▶ **Aim of the task**
Find each line with the word "this" and copy it.

▶ **Task inputs**
----

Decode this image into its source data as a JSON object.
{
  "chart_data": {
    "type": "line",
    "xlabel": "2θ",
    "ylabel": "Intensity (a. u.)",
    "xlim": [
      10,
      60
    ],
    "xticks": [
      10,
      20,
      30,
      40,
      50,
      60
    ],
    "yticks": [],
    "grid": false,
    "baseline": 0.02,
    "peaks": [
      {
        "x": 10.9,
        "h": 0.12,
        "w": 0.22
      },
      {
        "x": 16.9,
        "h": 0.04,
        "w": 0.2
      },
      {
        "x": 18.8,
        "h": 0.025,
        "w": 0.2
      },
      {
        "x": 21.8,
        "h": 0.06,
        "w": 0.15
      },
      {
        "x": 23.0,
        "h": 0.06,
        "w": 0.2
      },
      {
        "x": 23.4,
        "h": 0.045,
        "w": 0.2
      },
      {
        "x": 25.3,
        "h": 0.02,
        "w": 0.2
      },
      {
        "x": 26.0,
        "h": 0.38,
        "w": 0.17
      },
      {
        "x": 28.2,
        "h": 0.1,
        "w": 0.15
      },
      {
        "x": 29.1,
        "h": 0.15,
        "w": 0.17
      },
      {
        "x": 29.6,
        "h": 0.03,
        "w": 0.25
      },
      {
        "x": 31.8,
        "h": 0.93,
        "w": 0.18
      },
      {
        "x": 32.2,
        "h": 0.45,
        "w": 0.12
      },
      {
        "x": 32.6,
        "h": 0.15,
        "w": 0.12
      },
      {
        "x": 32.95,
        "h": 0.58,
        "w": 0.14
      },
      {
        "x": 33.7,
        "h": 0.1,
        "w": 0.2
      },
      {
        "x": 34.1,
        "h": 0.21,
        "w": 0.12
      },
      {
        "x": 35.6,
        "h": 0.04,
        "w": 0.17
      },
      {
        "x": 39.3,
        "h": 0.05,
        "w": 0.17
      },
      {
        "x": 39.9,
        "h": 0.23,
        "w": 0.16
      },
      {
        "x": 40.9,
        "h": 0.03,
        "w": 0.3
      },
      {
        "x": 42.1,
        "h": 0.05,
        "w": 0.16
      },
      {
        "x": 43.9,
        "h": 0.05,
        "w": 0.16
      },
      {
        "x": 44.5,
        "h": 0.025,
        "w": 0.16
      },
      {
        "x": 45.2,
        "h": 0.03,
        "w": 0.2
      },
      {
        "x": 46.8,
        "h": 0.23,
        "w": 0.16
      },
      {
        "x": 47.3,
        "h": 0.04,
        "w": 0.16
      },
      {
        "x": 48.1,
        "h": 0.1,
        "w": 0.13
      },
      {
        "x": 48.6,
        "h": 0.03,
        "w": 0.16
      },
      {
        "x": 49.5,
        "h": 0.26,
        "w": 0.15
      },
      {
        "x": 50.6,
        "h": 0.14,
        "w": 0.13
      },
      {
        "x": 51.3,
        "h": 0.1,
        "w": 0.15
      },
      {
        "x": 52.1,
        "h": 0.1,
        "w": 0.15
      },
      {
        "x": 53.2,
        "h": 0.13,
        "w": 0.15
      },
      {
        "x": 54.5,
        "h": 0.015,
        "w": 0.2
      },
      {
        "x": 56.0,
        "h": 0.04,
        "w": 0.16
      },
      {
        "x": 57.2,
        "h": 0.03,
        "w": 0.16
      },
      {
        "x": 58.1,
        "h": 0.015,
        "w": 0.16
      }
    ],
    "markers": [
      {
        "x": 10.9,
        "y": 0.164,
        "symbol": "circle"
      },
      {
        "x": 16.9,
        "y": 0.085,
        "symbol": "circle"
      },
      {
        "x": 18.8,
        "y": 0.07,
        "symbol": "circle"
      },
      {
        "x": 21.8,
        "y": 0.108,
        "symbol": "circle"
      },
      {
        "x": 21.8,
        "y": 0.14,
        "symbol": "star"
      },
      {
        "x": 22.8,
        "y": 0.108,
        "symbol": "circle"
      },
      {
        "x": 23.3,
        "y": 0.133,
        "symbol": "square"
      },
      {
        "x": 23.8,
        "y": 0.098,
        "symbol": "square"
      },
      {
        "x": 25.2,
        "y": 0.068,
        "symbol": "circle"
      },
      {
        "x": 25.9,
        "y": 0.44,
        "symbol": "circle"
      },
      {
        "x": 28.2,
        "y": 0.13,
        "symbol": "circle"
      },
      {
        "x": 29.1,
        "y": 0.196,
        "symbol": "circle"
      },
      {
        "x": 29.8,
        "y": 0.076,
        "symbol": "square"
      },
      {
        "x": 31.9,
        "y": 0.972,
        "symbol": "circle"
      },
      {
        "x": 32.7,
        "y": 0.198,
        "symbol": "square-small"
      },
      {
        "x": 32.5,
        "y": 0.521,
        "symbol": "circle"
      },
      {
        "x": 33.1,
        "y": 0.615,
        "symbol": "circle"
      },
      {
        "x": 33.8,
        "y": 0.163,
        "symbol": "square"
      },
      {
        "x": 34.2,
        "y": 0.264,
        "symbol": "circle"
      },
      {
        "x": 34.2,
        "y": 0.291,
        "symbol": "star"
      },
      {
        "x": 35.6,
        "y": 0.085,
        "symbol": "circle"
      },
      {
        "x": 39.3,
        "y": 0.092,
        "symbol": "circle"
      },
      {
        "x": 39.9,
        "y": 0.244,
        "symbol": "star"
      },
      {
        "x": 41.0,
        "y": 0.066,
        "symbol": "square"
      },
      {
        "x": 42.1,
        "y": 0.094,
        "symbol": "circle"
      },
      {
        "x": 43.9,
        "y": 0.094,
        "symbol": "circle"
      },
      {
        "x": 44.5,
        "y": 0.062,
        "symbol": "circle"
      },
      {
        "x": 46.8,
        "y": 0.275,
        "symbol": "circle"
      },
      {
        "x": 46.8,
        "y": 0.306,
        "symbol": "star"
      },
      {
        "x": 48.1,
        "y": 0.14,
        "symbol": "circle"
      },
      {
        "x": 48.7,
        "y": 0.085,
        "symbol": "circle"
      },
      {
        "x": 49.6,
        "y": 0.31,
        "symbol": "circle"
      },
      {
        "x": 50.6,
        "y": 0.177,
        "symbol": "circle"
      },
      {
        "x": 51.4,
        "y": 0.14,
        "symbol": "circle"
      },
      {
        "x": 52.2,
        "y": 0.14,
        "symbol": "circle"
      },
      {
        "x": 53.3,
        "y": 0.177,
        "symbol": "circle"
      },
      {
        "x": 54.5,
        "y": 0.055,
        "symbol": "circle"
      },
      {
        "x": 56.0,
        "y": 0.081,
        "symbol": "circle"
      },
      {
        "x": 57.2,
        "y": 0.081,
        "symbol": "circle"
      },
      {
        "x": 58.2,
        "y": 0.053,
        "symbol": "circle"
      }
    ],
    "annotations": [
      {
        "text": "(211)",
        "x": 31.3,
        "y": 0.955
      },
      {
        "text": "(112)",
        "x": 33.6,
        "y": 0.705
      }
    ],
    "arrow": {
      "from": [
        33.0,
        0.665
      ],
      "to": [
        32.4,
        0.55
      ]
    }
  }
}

----

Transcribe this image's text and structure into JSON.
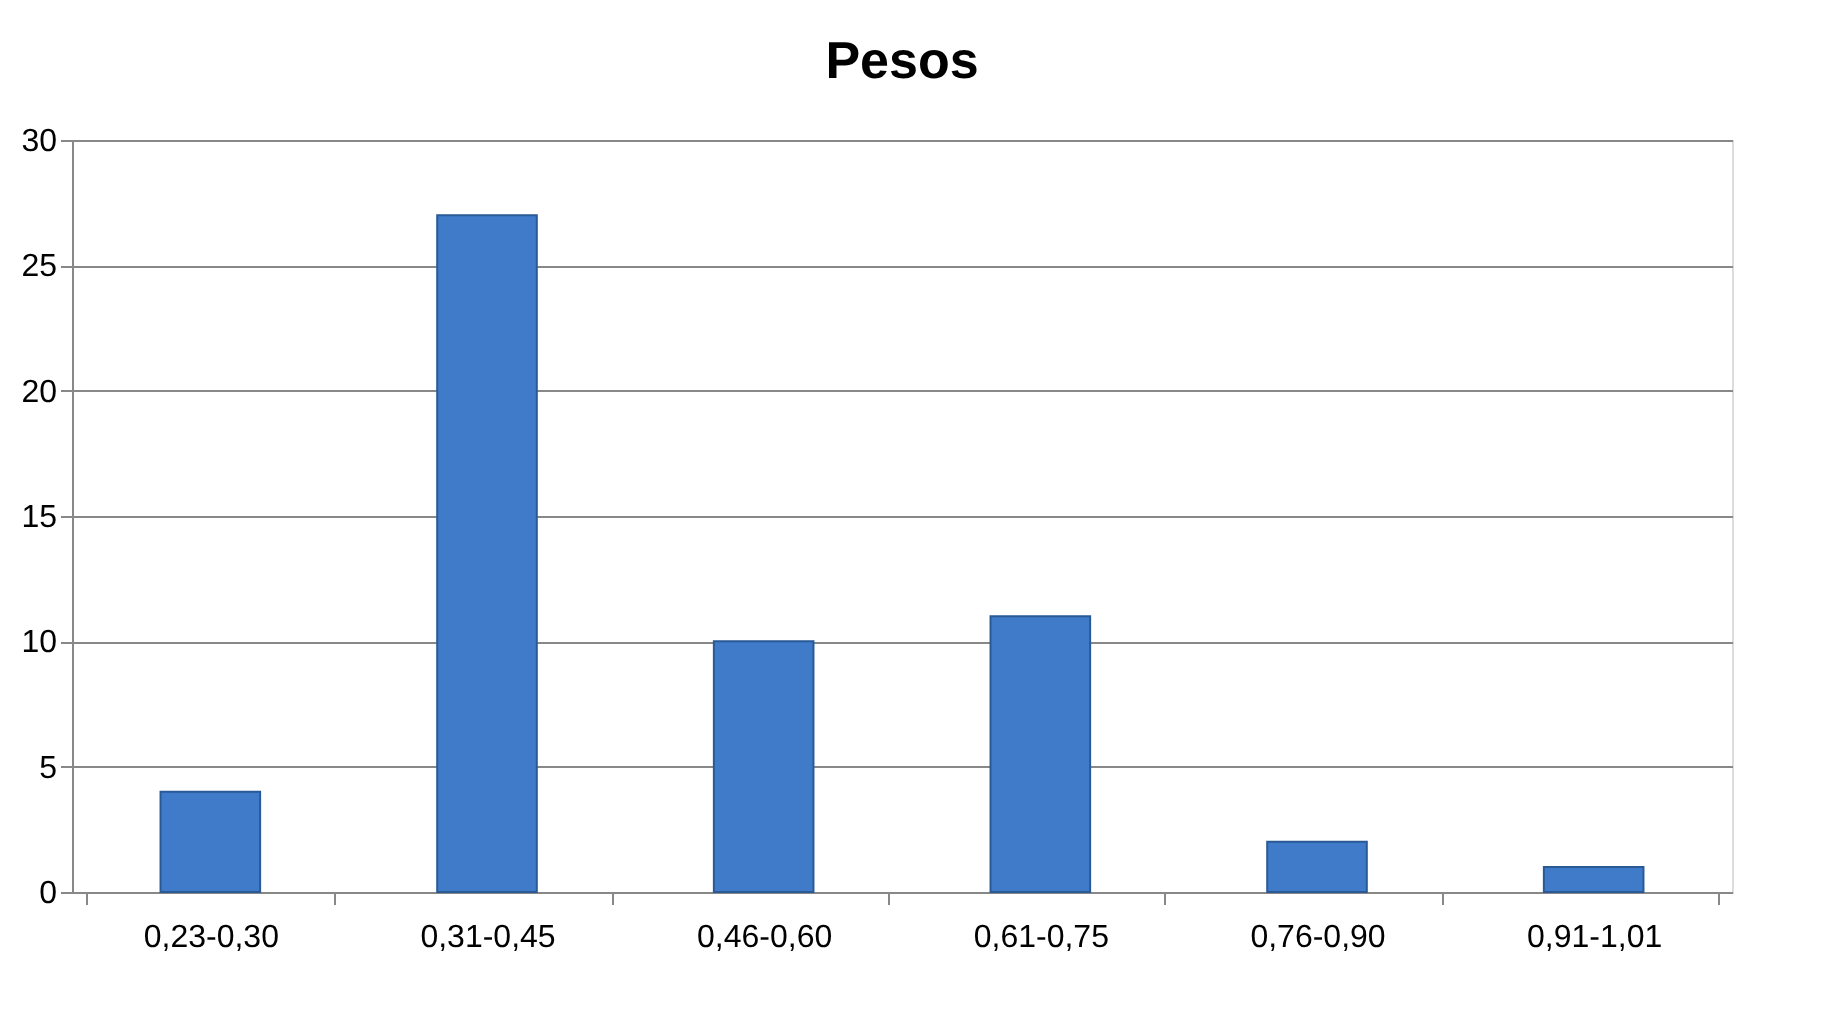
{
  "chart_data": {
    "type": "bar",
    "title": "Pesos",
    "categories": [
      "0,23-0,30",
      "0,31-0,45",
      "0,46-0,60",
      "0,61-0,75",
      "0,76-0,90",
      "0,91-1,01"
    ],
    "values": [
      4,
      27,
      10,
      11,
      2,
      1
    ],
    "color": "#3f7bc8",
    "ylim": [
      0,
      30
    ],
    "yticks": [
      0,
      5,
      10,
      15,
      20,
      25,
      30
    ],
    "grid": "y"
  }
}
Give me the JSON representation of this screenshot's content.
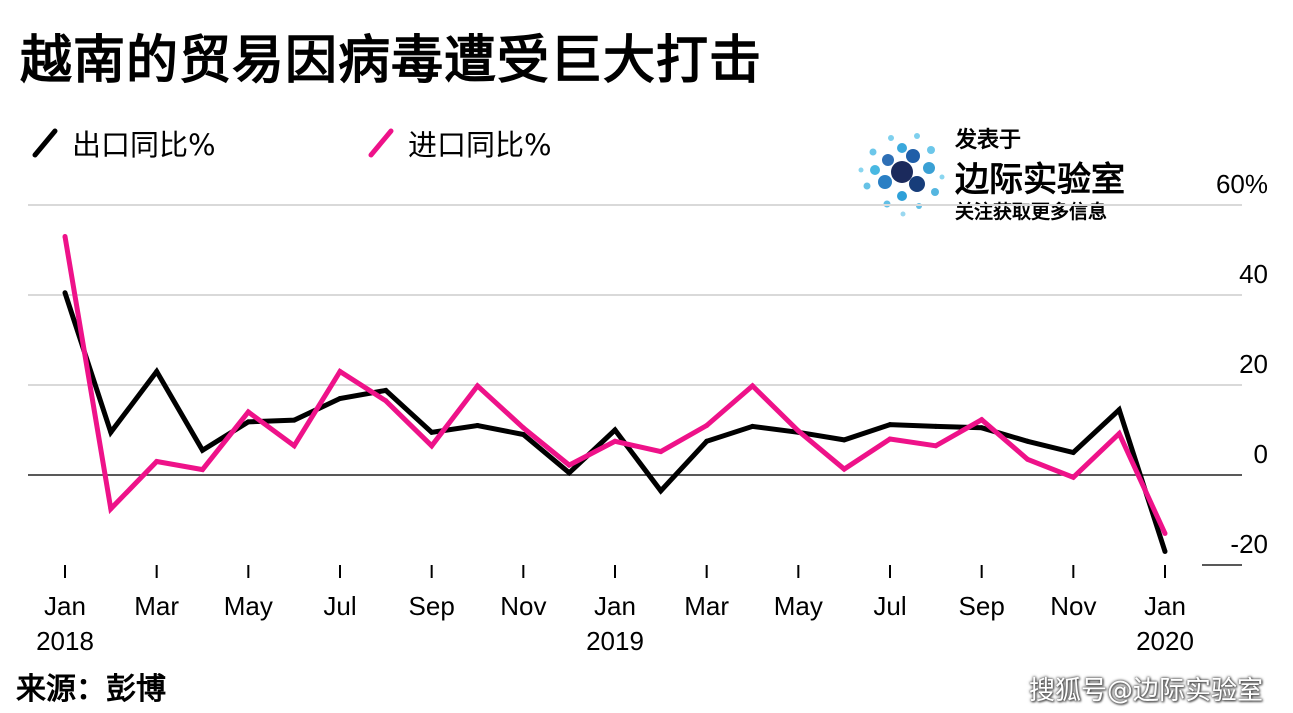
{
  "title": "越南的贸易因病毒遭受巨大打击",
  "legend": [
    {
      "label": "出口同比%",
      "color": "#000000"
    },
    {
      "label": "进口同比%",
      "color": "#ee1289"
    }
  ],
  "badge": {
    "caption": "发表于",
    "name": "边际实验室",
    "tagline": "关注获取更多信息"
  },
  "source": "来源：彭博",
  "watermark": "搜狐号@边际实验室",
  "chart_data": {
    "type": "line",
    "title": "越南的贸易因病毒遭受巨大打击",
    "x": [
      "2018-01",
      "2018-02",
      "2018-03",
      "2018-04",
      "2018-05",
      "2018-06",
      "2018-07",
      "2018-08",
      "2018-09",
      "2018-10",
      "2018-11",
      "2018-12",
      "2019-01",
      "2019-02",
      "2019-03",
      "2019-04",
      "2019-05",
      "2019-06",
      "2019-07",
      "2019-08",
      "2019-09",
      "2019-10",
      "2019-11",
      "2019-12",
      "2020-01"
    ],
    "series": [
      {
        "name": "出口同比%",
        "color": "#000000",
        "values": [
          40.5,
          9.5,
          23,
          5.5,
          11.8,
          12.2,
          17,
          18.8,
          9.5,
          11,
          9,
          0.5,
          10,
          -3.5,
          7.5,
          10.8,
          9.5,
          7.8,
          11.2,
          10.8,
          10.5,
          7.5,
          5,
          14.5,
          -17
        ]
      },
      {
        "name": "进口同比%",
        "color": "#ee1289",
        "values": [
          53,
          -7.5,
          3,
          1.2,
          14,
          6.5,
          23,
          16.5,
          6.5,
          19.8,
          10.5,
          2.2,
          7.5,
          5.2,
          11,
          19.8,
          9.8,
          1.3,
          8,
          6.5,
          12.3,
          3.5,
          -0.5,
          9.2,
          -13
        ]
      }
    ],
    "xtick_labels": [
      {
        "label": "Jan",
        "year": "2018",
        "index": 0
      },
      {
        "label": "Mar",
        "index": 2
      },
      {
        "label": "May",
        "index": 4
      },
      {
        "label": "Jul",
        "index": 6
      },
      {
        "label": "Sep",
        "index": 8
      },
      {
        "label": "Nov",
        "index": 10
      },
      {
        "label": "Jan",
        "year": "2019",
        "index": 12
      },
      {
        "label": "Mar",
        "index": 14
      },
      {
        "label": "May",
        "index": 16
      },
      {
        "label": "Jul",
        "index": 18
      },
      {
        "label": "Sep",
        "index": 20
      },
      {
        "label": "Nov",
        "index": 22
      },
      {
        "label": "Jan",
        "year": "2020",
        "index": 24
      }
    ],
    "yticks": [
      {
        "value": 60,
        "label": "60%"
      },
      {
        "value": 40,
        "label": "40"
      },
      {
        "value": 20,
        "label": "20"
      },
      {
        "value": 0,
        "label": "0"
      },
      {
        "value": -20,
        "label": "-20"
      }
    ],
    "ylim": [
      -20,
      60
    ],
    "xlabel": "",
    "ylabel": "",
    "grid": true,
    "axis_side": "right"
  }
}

----

▶ **Correct output**
Decode this image into its source data as a JSON object.
Transcribe this image's text and structure into JSON.
Give me the JSON representation of this screenshot's content.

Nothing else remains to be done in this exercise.